__REQUIRED WORK__
Rewrite the records as a numbered list, starting at the line that contains "figure-caption: Figure 4: An" and ending at the line that contains "output each element", with blank lines left out.

__GIVEN DATA__

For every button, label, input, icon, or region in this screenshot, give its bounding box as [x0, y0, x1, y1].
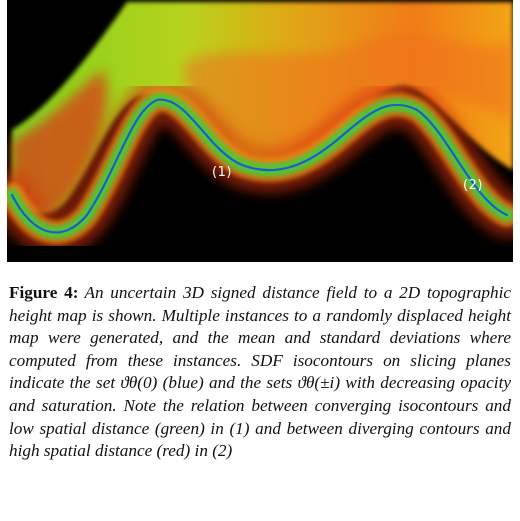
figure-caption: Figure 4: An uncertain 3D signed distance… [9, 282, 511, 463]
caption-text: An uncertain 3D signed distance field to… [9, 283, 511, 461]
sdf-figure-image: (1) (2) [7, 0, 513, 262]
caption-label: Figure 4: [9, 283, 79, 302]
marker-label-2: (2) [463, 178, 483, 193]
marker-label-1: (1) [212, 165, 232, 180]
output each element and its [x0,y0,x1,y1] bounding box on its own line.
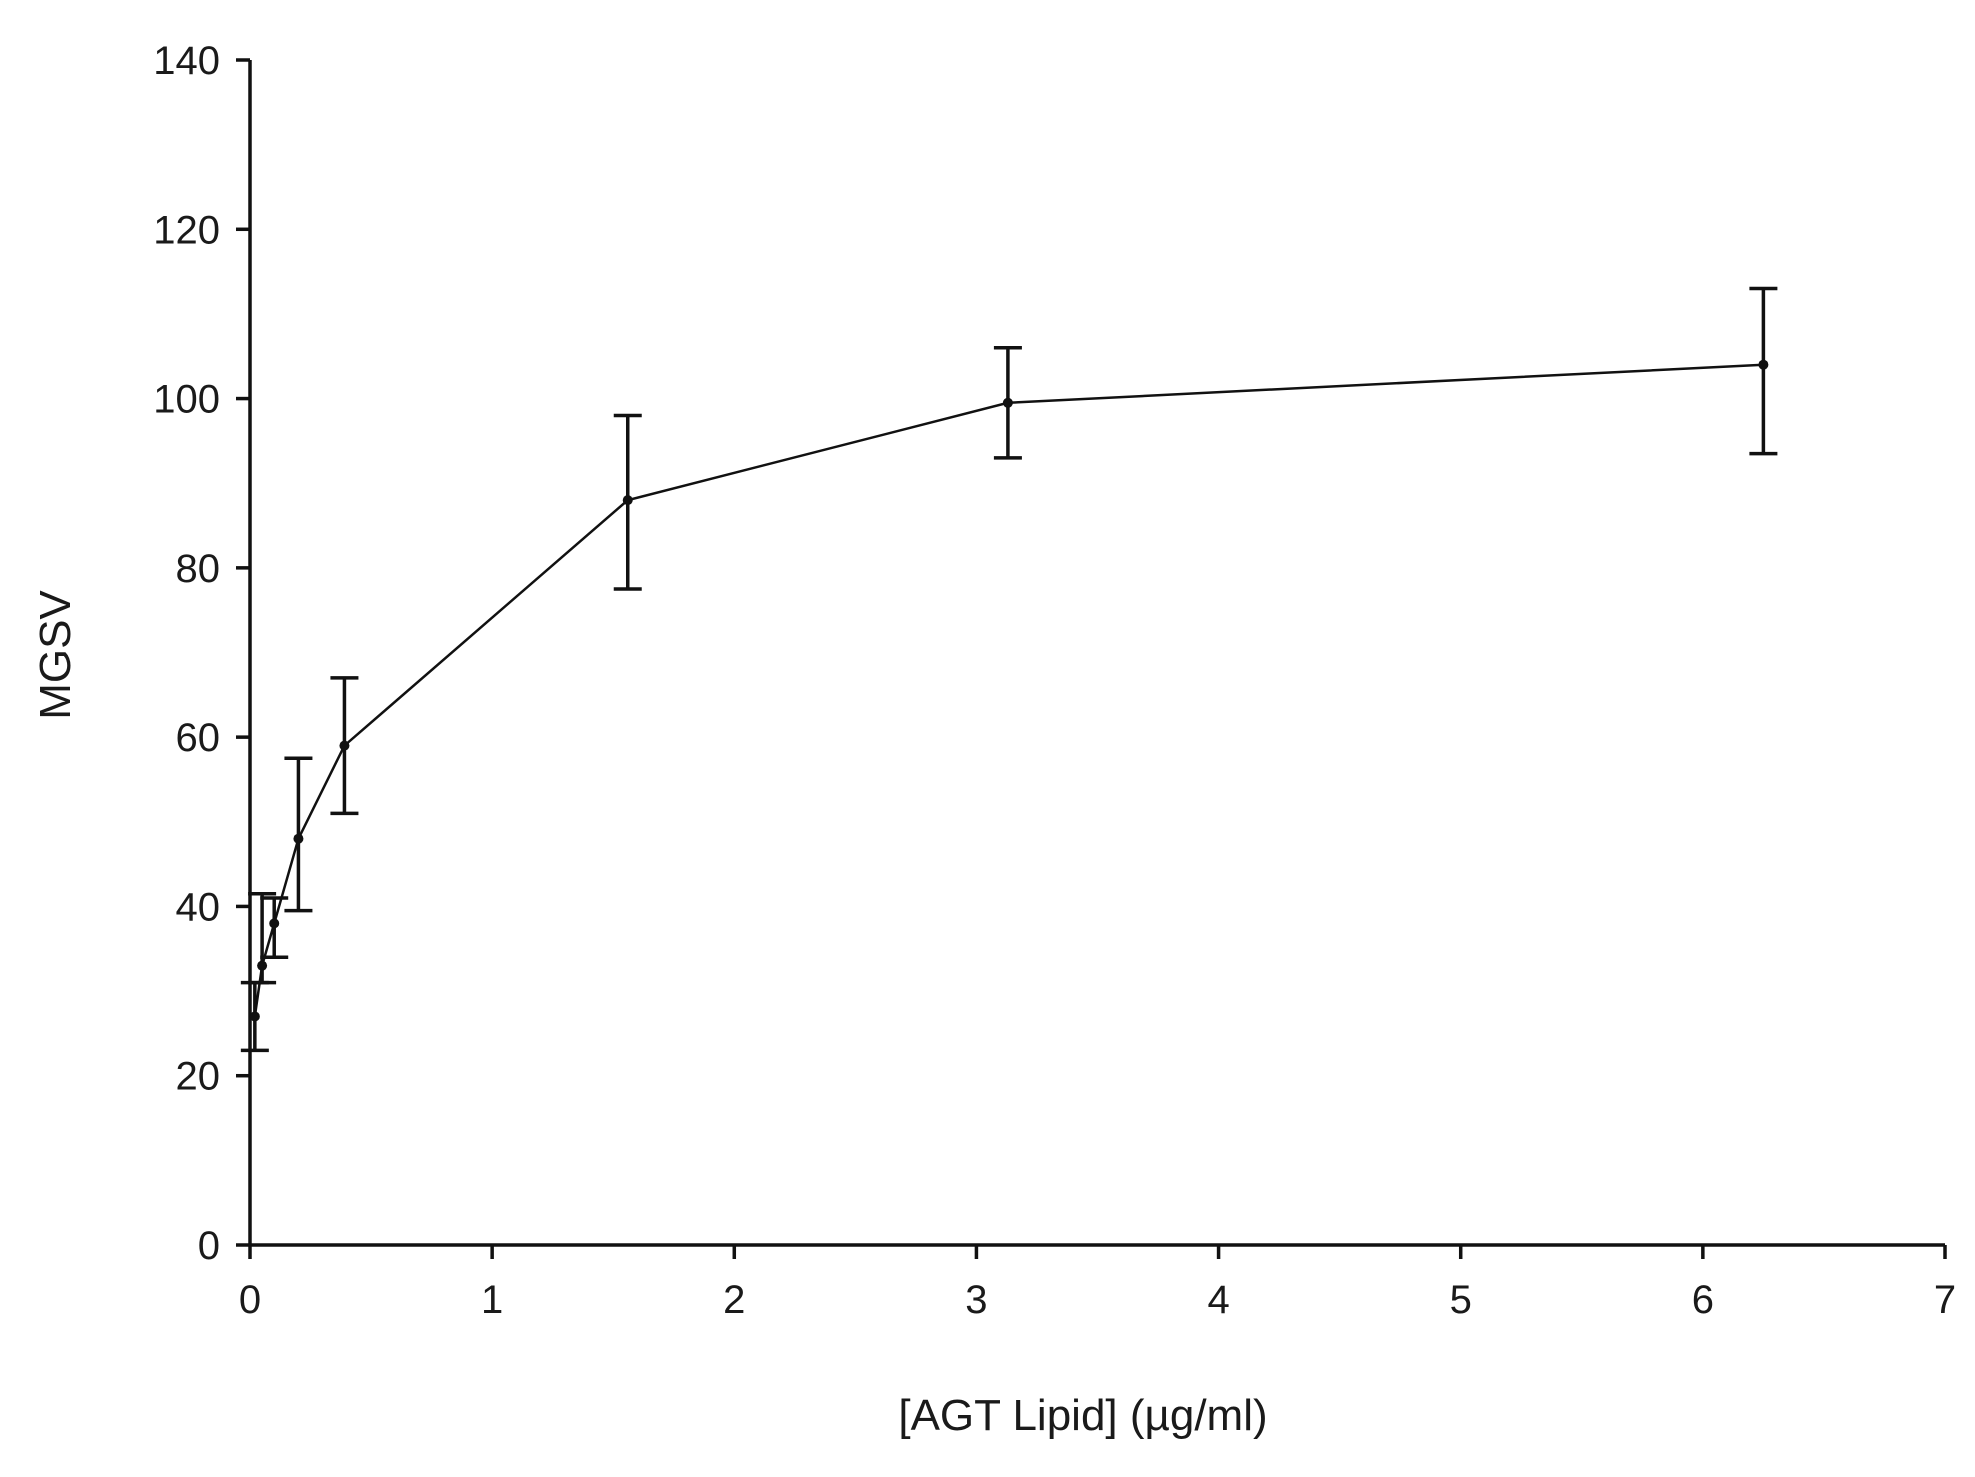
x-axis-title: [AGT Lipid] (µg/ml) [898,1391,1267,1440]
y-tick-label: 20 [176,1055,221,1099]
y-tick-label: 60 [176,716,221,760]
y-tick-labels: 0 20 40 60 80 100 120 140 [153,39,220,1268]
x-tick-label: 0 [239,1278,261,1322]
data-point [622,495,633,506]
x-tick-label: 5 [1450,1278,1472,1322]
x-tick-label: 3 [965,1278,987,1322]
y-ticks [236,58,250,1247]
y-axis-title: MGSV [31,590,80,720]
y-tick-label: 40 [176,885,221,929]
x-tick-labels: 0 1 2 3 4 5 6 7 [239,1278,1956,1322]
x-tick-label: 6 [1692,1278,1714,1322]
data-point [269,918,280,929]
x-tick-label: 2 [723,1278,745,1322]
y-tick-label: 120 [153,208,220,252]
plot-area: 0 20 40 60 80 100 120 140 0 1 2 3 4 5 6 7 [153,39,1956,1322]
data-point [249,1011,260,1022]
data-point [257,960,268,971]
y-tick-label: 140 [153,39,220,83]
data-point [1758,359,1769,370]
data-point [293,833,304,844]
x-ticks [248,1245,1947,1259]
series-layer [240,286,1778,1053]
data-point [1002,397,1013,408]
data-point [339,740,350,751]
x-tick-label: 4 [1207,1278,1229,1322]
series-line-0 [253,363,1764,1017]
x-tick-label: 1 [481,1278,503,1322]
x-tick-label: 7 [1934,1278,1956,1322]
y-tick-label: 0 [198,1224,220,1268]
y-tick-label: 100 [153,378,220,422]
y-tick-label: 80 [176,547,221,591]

__RESULT OF THIS TASK__
1. figure-caption: Figure 4: An uncertain 3D signed distance… [9, 282, 511, 463]
2. caption-text: An uncertain 3D signed distance field to… [9, 283, 511, 461]
3. sdf-figure-image: (1) (2) [7, 0, 513, 262]
4. caption-label: Figure 4: [9, 283, 79, 302]
5. marker-label-2: (2) [463, 178, 483, 193]
6. marker-label-1: (1) [212, 165, 232, 180]
7. output each element and its [x0,y0,x1,y1] bounding box on its own line.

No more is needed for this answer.